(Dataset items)
++++++++++
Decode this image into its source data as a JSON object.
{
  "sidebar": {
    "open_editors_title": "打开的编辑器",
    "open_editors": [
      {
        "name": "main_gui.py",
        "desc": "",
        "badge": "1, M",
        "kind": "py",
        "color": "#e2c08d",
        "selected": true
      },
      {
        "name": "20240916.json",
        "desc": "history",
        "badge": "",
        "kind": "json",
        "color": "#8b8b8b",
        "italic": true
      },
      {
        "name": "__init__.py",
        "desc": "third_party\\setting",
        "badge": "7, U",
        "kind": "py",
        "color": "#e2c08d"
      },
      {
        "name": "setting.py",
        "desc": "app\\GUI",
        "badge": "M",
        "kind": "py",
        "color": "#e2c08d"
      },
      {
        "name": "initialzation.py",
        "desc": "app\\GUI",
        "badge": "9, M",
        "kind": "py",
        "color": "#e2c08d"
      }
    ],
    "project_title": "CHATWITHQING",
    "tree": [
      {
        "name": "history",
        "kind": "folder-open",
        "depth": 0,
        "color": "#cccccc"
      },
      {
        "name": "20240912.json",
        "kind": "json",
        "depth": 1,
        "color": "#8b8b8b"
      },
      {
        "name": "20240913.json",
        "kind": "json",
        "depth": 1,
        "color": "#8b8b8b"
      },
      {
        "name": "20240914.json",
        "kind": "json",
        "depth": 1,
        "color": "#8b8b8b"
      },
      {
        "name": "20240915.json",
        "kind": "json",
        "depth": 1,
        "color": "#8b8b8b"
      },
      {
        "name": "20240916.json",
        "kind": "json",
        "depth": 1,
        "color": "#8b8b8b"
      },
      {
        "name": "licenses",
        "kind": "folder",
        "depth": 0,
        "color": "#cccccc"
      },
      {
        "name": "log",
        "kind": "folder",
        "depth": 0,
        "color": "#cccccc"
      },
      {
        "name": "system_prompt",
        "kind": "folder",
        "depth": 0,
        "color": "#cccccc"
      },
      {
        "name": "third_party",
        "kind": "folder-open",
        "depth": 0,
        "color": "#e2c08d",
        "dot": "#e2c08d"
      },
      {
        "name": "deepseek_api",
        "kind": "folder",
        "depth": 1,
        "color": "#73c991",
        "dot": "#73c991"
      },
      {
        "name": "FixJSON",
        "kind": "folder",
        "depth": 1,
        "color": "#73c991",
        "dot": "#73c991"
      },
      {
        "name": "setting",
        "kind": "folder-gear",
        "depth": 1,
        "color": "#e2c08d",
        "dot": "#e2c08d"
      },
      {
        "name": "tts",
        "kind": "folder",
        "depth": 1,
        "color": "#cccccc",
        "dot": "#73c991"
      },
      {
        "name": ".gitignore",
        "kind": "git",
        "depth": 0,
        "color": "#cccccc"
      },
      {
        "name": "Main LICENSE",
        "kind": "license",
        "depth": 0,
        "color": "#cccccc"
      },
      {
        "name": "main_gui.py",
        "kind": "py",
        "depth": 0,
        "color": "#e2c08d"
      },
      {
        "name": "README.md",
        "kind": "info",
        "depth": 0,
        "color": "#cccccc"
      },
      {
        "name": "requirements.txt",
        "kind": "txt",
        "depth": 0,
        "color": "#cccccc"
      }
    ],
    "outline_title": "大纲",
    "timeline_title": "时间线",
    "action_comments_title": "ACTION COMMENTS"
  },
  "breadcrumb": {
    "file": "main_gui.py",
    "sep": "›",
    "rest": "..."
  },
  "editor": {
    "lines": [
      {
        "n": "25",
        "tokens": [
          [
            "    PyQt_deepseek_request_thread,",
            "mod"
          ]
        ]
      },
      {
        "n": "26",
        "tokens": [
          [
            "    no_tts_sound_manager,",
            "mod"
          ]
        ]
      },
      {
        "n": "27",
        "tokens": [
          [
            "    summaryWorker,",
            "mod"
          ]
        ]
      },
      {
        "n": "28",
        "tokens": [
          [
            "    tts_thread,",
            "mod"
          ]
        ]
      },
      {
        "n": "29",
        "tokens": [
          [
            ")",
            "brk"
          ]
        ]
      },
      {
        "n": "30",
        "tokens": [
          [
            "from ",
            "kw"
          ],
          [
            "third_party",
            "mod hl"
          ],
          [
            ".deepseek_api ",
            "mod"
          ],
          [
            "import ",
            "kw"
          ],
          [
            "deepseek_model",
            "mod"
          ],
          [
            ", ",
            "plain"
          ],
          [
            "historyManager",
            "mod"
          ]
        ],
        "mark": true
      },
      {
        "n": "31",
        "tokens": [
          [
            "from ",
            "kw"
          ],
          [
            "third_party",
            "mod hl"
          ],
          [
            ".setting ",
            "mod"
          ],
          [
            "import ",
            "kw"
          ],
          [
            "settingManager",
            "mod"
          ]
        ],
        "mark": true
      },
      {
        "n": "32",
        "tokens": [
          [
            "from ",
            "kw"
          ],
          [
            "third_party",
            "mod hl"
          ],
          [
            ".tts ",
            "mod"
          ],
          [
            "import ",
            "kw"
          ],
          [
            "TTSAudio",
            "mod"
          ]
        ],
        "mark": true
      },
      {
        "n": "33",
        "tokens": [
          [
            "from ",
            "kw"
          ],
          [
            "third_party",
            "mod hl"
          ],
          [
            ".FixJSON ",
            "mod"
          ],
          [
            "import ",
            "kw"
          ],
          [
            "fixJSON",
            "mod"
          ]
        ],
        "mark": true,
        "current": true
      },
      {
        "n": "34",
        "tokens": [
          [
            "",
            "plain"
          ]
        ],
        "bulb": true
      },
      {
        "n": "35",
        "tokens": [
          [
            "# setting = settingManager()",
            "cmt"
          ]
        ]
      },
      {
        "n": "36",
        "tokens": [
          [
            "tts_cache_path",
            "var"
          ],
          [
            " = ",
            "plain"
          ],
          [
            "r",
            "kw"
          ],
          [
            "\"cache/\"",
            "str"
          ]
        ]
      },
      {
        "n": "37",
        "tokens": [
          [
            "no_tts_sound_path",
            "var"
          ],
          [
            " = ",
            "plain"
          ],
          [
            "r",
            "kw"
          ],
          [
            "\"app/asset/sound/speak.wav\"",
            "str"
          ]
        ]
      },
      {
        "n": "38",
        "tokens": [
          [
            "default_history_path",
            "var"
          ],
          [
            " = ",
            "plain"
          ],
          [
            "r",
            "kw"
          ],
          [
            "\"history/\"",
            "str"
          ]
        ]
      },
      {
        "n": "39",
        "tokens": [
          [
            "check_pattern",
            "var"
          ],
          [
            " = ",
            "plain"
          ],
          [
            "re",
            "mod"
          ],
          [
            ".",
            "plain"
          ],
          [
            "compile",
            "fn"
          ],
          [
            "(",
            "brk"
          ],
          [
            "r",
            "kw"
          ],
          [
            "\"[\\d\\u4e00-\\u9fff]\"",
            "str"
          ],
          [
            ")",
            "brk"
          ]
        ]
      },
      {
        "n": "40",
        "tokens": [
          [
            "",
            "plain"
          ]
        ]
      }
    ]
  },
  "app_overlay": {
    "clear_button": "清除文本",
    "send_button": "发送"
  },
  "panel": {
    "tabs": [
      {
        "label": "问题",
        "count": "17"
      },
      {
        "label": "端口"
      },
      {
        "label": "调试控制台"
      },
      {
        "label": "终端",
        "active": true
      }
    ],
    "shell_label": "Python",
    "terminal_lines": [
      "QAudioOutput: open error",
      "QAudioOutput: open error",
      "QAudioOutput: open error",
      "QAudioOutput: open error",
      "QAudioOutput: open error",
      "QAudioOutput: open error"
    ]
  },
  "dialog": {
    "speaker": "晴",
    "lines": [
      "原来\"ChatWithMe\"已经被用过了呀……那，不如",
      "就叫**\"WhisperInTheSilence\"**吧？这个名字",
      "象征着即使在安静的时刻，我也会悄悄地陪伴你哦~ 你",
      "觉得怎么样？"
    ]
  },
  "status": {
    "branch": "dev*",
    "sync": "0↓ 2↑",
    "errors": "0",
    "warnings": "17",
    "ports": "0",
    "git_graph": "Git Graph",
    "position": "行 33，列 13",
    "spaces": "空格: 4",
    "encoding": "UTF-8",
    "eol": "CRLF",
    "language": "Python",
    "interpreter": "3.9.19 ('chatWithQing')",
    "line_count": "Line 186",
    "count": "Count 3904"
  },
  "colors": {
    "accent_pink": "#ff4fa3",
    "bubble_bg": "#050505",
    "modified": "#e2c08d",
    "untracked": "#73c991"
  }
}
++++++++++
• **Exercise**: Out of the preceding entries, pull every line containing the string "badge".

• **Solution**:
        "badge": "1, M",
        "badge": "",
        "badge": "7, U",
        "badge": "M",
        "badge": "9, M",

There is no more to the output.